(begin)

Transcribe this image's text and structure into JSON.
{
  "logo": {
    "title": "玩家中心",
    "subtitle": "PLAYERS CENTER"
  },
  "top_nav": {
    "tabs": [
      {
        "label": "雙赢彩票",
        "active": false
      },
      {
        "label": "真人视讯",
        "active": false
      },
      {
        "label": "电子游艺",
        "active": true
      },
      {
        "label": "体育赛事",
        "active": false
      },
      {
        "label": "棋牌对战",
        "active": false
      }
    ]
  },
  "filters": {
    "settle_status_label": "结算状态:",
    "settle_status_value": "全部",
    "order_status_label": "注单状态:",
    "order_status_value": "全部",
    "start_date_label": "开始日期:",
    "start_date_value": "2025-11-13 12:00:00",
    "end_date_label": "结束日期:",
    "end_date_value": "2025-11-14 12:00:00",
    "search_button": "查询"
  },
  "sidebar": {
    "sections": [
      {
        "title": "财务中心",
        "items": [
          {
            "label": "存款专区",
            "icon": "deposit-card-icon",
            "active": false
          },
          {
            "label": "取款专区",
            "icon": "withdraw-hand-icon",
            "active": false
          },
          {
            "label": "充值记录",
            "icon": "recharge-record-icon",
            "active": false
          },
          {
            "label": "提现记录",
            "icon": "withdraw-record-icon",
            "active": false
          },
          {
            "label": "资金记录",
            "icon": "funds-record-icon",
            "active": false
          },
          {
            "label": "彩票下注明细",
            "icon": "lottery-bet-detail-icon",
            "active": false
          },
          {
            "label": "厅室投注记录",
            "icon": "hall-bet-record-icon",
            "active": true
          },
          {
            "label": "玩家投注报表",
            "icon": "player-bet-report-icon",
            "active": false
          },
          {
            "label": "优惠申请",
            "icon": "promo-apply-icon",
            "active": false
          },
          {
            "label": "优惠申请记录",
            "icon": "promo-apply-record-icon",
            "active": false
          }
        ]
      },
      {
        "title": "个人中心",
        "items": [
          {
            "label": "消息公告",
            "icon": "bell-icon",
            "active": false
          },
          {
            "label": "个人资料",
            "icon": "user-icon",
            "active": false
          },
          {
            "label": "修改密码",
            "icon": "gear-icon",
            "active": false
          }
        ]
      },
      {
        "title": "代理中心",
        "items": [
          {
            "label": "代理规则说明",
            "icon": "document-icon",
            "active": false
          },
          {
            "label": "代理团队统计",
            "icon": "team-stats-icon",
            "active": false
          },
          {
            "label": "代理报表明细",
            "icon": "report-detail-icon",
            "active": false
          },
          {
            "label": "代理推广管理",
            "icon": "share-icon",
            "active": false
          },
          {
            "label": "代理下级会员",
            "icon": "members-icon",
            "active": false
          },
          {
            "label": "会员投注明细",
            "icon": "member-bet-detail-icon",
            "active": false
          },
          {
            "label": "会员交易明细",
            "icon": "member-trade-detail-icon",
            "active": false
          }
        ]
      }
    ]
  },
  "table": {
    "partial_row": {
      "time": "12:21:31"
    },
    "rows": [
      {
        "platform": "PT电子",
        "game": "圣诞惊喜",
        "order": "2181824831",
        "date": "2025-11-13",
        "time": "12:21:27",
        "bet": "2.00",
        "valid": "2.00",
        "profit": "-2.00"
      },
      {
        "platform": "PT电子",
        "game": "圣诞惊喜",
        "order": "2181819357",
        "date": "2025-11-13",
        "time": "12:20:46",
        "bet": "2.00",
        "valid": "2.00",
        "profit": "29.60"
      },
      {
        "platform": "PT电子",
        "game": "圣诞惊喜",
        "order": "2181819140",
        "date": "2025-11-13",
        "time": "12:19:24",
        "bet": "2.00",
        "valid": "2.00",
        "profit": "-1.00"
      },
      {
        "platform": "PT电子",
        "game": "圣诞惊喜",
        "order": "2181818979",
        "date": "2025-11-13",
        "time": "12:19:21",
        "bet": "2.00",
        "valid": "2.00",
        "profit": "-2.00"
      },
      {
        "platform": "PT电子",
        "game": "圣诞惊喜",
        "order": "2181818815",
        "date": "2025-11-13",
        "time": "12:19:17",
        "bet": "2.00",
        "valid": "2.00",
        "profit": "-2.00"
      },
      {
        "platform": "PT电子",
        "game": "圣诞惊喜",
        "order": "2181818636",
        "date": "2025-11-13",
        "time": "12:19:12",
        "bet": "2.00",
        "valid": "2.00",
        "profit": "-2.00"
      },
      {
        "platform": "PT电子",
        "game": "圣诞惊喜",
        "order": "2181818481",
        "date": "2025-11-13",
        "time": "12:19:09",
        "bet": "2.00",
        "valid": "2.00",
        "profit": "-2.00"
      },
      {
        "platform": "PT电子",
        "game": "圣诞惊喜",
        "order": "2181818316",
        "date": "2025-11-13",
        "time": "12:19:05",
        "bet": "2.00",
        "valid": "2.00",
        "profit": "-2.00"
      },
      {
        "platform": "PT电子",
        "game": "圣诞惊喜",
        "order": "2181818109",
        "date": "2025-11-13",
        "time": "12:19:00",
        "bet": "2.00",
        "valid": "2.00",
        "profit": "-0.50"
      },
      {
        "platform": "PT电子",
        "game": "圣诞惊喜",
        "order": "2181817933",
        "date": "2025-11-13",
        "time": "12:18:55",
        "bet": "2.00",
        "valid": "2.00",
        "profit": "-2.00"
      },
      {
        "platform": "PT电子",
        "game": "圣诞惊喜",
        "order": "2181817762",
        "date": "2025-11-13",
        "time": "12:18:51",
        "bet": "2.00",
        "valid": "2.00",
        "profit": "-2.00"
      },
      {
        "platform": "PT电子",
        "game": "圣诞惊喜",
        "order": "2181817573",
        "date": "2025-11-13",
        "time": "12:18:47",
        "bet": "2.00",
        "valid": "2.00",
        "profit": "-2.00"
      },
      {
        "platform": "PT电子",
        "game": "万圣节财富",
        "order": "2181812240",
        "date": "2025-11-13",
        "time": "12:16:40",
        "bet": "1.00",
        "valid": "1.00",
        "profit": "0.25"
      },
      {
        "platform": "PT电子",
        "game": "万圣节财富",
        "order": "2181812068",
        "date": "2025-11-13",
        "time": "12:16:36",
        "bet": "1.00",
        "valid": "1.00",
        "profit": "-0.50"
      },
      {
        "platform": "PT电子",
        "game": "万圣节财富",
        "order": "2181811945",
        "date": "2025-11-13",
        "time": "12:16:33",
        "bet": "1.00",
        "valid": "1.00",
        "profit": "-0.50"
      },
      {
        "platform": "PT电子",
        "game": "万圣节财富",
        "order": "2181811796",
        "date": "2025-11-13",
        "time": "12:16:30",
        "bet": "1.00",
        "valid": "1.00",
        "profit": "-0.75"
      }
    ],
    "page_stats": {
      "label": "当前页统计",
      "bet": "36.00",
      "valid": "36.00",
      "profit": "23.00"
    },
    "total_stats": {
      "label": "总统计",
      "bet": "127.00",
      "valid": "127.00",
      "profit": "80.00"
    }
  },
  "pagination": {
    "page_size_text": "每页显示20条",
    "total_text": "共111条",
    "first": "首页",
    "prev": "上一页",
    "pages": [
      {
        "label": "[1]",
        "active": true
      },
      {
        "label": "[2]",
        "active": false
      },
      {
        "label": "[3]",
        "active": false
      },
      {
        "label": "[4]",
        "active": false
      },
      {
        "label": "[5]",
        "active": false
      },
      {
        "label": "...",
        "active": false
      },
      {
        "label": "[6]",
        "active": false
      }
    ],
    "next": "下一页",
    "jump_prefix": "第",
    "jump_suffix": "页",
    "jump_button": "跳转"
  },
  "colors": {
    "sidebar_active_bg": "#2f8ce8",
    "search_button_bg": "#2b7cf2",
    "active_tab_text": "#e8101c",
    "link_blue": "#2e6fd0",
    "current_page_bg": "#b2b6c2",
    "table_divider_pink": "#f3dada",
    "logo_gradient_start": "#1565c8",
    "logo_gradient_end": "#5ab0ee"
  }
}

(end)

Your task is to reproduce all of the records exactly.

Transcribe this image's text and structure into JSON.
{
  "logo": {
    "title": "玩家中心",
    "subtitle": "PLAYERS CENTER"
  },
  "top_nav": {
    "tabs": [
      {
        "label": "雙赢彩票",
        "active": false
      },
      {
        "label": "真人视讯",
        "active": false
      },
      {
        "label": "电子游艺",
        "active": true
      },
      {
        "label": "体育赛事",
        "active": false
      },
      {
        "label": "棋牌对战",
        "active": false
      }
    ]
  },
  "filters": {
    "settle_status_label": "结算状态:",
    "settle_status_value": "全部",
    "order_status_label": "注单状态:",
    "order_status_value": "全部",
    "start_date_label": "开始日期:",
    "start_date_value": "2025-11-13 12:00:00",
    "end_date_label": "结束日期:",
    "end_date_value": "2025-11-14 12:00:00",
    "search_button": "查询"
  },
  "sidebar": {
    "sections": [
      {
        "title": "财务中心",
        "items": [
          {
            "label": "存款专区",
            "icon": "deposit-card-icon",
            "active": false
          },
          {
            "label": "取款专区",
            "icon": "withdraw-hand-icon",
            "active": false
          },
          {
            "label": "充值记录",
            "icon": "recharge-record-icon",
            "active": false
          },
          {
            "label": "提现记录",
            "icon": "withdraw-record-icon",
            "active": false
          },
          {
            "label": "资金记录",
            "icon": "funds-record-icon",
            "active": false
          },
          {
            "label": "彩票下注明细",
            "icon": "lottery-bet-detail-icon",
            "active": false
          },
          {
            "label": "厅室投注记录",
            "icon": "hall-bet-record-icon",
            "active": true
          },
          {
            "label": "玩家投注报表",
            "icon": "player-bet-report-icon",
            "active": false
          },
          {
            "label": "优惠申请",
            "icon": "promo-apply-icon",
            "active": false
          },
          {
            "label": "优惠申请记录",
            "icon": "promo-apply-record-icon",
            "active": false
          }
        ]
      },
      {
        "title": "个人中心",
        "items": [
          {
            "label": "消息公告",
            "icon": "bell-icon",
            "active": false
          },
          {
            "label": "个人资料",
            "icon": "user-icon",
            "active": false
          },
          {
            "label": "修改密码",
            "icon": "gear-icon",
            "active": false
          }
        ]
      },
      {
        "title": "代理中心",
        "items": [
          {
            "label": "代理规则说明",
            "icon": "document-icon",
            "active": false
          },
          {
            "label": "代理团队统计",
            "icon": "team-stats-icon",
            "active": false
          },
          {
            "label": "代理报表明细",
            "icon": "report-detail-icon",
            "active": false
          },
          {
            "label": "代理推广管理",
            "icon": "share-icon",
            "active": false
          },
          {
            "label": "代理下级会员",
            "icon": "members-icon",
            "active": false
          },
          {
            "label": "会员投注明细",
            "icon": "member-bet-detail-icon",
            "active": false
          },
          {
            "label": "会员交易明细",
            "icon": "member-trade-detail-icon",
            "active": false
          }
        ]
      }
    ]
  },
  "table": {
    "partial_row": {
      "time": "12:21:31"
    },
    "rows": [
      {
        "platform": "PT电子",
        "game": "圣诞惊喜",
        "order": "2181824831",
        "date": "2025-11-13",
        "time": "12:21:27",
        "bet": "2.00",
        "valid": "2.00",
        "profit": "-2.00"
      },
      {
        "platform": "PT电子",
        "game": "圣诞惊喜",
        "order": "2181819357",
        "date": "2025-11-13",
        "time": "12:20:46",
        "bet": "2.00",
        "valid": "2.00",
        "profit": "29.60"
      },
      {
        "platform": "PT电子",
        "game": "圣诞惊喜",
        "order": "2181819140",
        "date": "2025-11-13",
        "time": "12:19:24",
        "bet": "2.00",
        "valid": "2.00",
        "profit": "-1.00"
      },
      {
        "platform": "PT电子",
        "game": "圣诞惊喜",
        "order": "2181818979",
        "date": "2025-11-13",
        "time": "12:19:21",
        "bet": "2.00",
        "valid": "2.00",
        "profit": "-2.00"
      },
      {
        "platform": "PT电子",
        "game": "圣诞惊喜",
        "order": "2181818815",
        "date": "2025-11-13",
        "time": "12:19:17",
        "bet": "2.00",
        "valid": "2.00",
        "profit": "-2.00"
      },
      {
        "platform": "PT电子",
        "game": "圣诞惊喜",
        "order": "2181818636",
        "date": "2025-11-13",
        "time": "12:19:12",
        "bet": "2.00",
        "valid": "2.00",
        "profit": "-2.00"
      },
      {
        "platform": "PT电子",
        "game": "圣诞惊喜",
        "order": "2181818481",
        "date": "2025-11-13",
        "time": "12:19:09",
        "bet": "2.00",
        "valid": "2.00",
        "profit": "-2.00"
      },
      {
        "platform": "PT电子",
        "game": "圣诞惊喜",
        "order": "2181818316",
        "date": "2025-11-13",
        "time": "12:19:05",
        "bet": "2.00",
        "valid": "2.00",
        "profit": "-2.00"
      },
      {
        "platform": "PT电子",
        "game": "圣诞惊喜",
        "order": "2181818109",
        "date": "2025-11-13",
        "time": "12:19:00",
        "bet": "2.00",
        "valid": "2.00",
        "profit": "-0.50"
      },
      {
        "platform": "PT电子",
        "game": "圣诞惊喜",
        "order": "2181817933",
        "date": "2025-11-13",
        "time": "12:18:55",
        "bet": "2.00",
        "valid": "2.00",
        "profit": "-2.00"
      },
      {
        "platform": "PT电子",
        "game": "圣诞惊喜",
        "order": "2181817762",
        "date": "2025-11-13",
        "time": "12:18:51",
        "bet": "2.00",
        "valid": "2.00",
        "profit": "-2.00"
      },
      {
        "platform": "PT电子",
        "game": "圣诞惊喜",
        "order": "2181817573",
        "date": "2025-11-13",
        "time": "12:18:47",
        "bet": "2.00",
        "valid": "2.00",
        "profit": "-2.00"
      },
      {
        "platform": "PT电子",
        "game": "万圣节财富",
        "order": "2181812240",
        "date": "2025-11-13",
        "time": "12:16:40",
        "bet": "1.00",
        "valid": "1.00",
        "profit": "0.25"
      },
      {
        "platform": "PT电子",
        "game": "万圣节财富",
        "order": "2181812068",
        "date": "2025-11-13",
        "time": "12:16:36",
        "bet": "1.00",
        "valid": "1.00",
        "profit": "-0.50"
      },
      {
        "platform": "PT电子",
        "game": "万圣节财富",
        "order": "2181811945",
        "date": "2025-11-13",
        "time": "12:16:33",
        "bet": "1.00",
        "valid": "1.00",
        "profit": "-0.50"
      },
      {
        "platform": "PT电子",
        "game": "万圣节财富",
        "order": "2181811796",
        "date": "2025-11-13",
        "time": "12:16:30",
        "bet": "1.00",
        "valid": "1.00",
        "profit": "-0.75"
      }
    ],
    "page_stats": {
      "label": "当前页统计",
      "bet": "36.00",
      "valid": "36.00",
      "profit": "23.00"
    },
    "total_stats": {
      "label": "总统计",
      "bet": "127.00",
      "valid": "127.00",
      "profit": "80.00"
    }
  },
  "pagination": {
    "page_size_text": "每页显示20条",
    "total_text": "共111条",
    "first": "首页",
    "prev": "上一页",
    "pages": [
      {
        "label": "[1]",
        "active": true
      },
      {
        "label": "[2]",
        "active": false
      },
      {
        "label": "[3]",
        "active": false
      },
      {
        "label": "[4]",
        "active": false
      },
      {
        "label": "[5]",
        "active": false
      },
      {
        "label": "...",
        "active": false
      },
      {
        "label": "[6]",
        "active": false
      }
    ],
    "next": "下一页",
    "jump_prefix": "第",
    "jump_suffix": "页",
    "jump_button": "跳转"
  },
  "colors": {
    "sidebar_active_bg": "#2f8ce8",
    "search_button_bg": "#2b7cf2",
    "active_tab_text": "#e8101c",
    "link_blue": "#2e6fd0",
    "current_page_bg": "#b2b6c2",
    "table_divider_pink": "#f3dada",
    "logo_gradient_start": "#1565c8",
    "logo_gradient_end": "#5ab0ee"
  }
}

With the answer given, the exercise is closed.